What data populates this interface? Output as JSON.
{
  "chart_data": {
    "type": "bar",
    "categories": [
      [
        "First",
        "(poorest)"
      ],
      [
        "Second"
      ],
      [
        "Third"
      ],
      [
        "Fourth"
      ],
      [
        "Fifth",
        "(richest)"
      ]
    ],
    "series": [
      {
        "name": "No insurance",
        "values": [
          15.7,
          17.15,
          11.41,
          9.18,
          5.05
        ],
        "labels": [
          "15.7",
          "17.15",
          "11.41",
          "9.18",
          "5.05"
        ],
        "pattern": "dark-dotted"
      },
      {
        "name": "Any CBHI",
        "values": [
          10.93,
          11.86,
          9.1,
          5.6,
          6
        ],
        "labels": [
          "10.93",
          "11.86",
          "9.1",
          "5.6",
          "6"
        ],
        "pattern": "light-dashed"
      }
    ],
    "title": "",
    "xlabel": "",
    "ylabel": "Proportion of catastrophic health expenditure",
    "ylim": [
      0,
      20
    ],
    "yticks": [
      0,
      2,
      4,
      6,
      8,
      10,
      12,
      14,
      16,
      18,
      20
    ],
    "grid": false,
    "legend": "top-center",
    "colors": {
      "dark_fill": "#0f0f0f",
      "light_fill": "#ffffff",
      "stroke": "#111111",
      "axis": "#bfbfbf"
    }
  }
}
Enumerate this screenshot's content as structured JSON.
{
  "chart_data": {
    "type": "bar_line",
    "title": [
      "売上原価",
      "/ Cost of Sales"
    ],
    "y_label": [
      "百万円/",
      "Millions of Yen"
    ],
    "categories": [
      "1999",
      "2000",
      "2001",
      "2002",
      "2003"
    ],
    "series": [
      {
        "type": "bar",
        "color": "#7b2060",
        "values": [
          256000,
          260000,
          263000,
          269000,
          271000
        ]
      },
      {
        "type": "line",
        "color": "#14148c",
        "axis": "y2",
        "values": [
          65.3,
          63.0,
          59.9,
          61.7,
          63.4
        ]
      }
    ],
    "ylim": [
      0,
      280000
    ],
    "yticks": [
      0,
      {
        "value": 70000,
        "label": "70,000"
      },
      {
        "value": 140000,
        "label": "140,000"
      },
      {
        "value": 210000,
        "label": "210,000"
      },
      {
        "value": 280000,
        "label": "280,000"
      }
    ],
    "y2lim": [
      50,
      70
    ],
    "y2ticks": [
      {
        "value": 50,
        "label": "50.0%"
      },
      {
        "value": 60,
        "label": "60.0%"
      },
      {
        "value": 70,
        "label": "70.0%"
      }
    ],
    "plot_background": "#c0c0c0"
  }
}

-- Given problem --
Please return the data above exactly as given.

-- Response --
What data populates this interface? Output as JSON.
{
  "chart_data": {
    "type": "bar",
    "categories": [
      [
        "First",
        "(poorest)"
      ],
      [
        "Second"
      ],
      [
        "Third"
      ],
      [
        "Fourth"
      ],
      [
        "Fifth",
        "(richest)"
      ]
    ],
    "series": [
      {
        "name": "No insurance",
        "values": [
          15.7,
          17.15,
          11.41,
          9.18,
          5.05
        ],
        "labels": [
          "15.7",
          "17.15",
          "11.41",
          "9.18",
          "5.05"
        ],
        "pattern": "dark-dotted"
      },
      {
        "name": "Any CBHI",
        "values": [
          10.93,
          11.86,
          9.1,
          5.6,
          6
        ],
        "labels": [
          "10.93",
          "11.86",
          "9.1",
          "5.6",
          "6"
        ],
        "pattern": "light-dashed"
      }
    ],
    "title": "",
    "xlabel": "",
    "ylabel": "Proportion of catastrophic health expenditure",
    "ylim": [
      0,
      20
    ],
    "yticks": [
      0,
      2,
      4,
      6,
      8,
      10,
      12,
      14,
      16,
      18,
      20
    ],
    "grid": false,
    "legend": "top-center",
    "colors": {
      "dark_fill": "#0f0f0f",
      "light_fill": "#ffffff",
      "stroke": "#111111",
      "axis": "#bfbfbf"
    }
  }
}
Enumerate this screenshot's content as structured JSON.
{
  "chart_data": {
    "type": "bar_line",
    "title": [
      "売上原価",
      "/ Cost of Sales"
    ],
    "y_label": [
      "百万円/",
      "Millions of Yen"
    ],
    "categories": [
      "1999",
      "2000",
      "2001",
      "2002",
      "2003"
    ],
    "series": [
      {
        "type": "bar",
        "color": "#7b2060",
        "values": [
          256000,
          260000,
          263000,
          269000,
          271000
        ]
      },
      {
        "type": "line",
        "color": "#14148c",
        "axis": "y2",
        "values": [
          65.3,
          63.0,
          59.9,
          61.7,
          63.4
        ]
      }
    ],
    "ylim": [
      0,
      280000
    ],
    "yticks": [
      0,
      {
        "value": 70000,
        "label": "70,000"
      },
      {
        "value": 140000,
        "label": "140,000"
      },
      {
        "value": 210000,
        "label": "210,000"
      },
      {
        "value": 280000,
        "label": "280,000"
      }
    ],
    "y2lim": [
      50,
      70
    ],
    "y2ticks": [
      {
        "value": 50,
        "label": "50.0%"
      },
      {
        "value": 60,
        "label": "60.0%"
      },
      {
        "value": 70,
        "label": "70.0%"
      }
    ],
    "plot_background": "#c0c0c0"
  }
}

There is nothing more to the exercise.